Records from a collection:
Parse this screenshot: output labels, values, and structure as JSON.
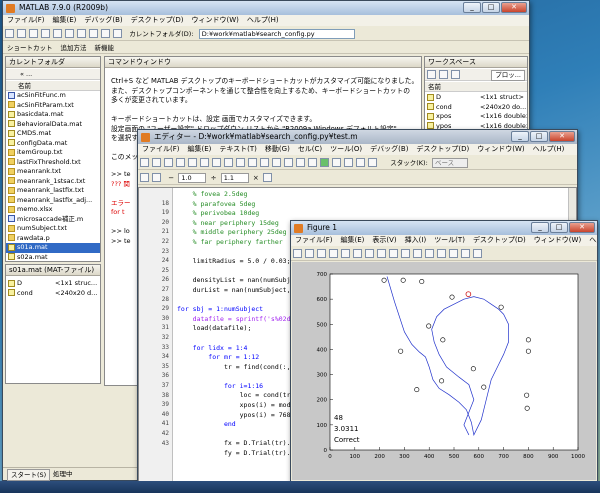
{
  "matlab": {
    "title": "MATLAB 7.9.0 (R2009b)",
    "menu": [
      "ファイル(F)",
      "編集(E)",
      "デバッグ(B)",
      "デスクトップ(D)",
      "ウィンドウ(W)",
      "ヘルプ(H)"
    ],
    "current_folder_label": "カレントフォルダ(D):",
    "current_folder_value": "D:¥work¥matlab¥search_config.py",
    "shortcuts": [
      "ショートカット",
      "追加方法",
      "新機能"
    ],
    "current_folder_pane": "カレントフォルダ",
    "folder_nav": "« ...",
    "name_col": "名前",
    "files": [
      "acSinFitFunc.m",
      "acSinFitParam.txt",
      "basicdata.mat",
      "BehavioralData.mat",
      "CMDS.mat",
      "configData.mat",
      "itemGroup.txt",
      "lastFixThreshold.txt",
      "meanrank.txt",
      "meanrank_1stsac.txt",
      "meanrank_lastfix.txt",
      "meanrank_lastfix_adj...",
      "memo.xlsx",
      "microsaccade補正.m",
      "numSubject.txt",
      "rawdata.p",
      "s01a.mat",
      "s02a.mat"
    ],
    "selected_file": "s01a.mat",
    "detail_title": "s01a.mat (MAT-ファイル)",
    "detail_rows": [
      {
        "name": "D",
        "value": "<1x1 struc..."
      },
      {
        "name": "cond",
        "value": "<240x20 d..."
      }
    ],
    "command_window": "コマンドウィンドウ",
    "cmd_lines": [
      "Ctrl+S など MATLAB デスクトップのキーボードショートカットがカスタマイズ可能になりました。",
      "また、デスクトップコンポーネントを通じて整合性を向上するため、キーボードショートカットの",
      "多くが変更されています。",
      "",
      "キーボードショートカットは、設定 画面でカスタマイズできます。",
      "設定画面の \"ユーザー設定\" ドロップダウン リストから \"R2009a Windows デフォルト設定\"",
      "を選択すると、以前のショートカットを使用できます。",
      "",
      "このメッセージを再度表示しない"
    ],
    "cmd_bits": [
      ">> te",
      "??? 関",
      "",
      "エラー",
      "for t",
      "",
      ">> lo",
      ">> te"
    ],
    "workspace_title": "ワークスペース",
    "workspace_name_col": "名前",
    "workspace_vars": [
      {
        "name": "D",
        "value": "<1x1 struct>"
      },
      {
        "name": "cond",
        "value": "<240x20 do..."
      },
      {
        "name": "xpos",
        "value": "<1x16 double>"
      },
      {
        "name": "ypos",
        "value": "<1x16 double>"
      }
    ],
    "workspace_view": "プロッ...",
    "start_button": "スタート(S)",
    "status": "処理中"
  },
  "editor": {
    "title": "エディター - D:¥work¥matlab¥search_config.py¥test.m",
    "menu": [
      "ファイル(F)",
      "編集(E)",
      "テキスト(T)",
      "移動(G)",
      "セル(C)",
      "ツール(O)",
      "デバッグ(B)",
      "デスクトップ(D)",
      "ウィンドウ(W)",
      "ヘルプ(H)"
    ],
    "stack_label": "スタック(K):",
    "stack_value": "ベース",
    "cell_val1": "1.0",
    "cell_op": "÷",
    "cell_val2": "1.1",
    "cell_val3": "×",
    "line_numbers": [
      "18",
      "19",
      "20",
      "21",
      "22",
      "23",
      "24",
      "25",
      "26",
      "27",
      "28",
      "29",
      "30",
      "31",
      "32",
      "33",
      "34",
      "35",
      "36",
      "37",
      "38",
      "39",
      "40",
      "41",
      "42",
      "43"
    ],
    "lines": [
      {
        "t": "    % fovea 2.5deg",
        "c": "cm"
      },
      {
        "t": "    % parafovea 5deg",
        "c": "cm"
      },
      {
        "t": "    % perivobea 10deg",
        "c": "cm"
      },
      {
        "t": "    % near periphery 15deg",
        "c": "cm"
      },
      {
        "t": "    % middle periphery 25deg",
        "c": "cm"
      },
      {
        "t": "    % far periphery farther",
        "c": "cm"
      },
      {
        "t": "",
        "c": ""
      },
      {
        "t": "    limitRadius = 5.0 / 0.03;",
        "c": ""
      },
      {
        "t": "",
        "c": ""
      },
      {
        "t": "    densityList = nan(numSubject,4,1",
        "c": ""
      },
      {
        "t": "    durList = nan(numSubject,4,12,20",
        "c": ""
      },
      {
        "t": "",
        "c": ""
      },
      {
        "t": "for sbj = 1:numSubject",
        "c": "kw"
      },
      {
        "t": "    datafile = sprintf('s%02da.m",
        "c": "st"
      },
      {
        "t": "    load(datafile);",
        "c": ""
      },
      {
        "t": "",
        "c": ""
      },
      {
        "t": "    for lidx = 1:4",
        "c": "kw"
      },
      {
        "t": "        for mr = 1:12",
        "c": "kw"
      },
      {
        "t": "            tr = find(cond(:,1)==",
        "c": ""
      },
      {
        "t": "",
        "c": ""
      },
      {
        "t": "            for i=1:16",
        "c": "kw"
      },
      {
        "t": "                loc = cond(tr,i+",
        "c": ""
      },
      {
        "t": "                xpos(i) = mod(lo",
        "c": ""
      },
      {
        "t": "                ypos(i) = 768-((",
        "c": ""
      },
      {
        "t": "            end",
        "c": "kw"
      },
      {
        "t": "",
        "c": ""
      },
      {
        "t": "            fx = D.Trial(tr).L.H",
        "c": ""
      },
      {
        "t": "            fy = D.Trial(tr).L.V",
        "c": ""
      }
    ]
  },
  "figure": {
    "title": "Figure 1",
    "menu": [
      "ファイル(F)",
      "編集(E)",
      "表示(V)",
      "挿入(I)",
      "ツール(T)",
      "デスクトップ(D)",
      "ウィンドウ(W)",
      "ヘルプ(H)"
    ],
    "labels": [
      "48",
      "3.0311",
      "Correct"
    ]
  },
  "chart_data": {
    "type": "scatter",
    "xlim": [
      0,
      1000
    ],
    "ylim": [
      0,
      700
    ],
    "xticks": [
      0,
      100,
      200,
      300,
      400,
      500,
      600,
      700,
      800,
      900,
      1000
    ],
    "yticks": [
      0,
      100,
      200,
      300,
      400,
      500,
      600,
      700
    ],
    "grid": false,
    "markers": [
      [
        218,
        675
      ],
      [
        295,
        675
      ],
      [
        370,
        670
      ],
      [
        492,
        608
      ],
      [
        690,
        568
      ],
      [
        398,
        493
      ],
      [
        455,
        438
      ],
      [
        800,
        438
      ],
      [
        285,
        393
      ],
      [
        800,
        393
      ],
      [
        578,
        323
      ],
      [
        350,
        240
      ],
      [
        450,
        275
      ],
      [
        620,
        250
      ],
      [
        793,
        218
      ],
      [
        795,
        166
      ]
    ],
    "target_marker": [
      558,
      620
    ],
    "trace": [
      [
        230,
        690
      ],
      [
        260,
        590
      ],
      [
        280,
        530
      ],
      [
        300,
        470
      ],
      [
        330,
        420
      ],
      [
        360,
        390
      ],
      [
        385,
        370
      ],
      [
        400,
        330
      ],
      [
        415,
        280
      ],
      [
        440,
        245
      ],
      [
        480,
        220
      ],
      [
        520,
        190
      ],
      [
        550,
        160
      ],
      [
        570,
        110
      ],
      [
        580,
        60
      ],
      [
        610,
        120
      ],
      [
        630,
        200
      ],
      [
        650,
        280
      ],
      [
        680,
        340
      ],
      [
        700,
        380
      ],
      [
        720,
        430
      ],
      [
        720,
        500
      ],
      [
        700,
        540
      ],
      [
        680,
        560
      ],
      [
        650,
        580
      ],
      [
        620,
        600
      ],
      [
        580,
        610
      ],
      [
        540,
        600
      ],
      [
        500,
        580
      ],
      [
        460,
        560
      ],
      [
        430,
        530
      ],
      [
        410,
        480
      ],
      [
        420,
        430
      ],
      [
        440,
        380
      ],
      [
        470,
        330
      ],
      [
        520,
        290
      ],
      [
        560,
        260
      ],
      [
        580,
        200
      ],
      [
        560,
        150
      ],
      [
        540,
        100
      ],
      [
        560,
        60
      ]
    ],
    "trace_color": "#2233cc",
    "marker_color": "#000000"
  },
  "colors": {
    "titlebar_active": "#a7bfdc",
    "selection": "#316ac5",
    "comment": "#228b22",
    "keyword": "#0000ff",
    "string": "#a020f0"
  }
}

(DIRECTION): Scan the listing above. Collect all lines with the word "cond".

(RESPONSE TO THE TASK):
        "name": "cond",
        "name": "cond",
        "t": "            tr = find(cond(:,1)==",
        "t": "                loc = cond(tr,i+",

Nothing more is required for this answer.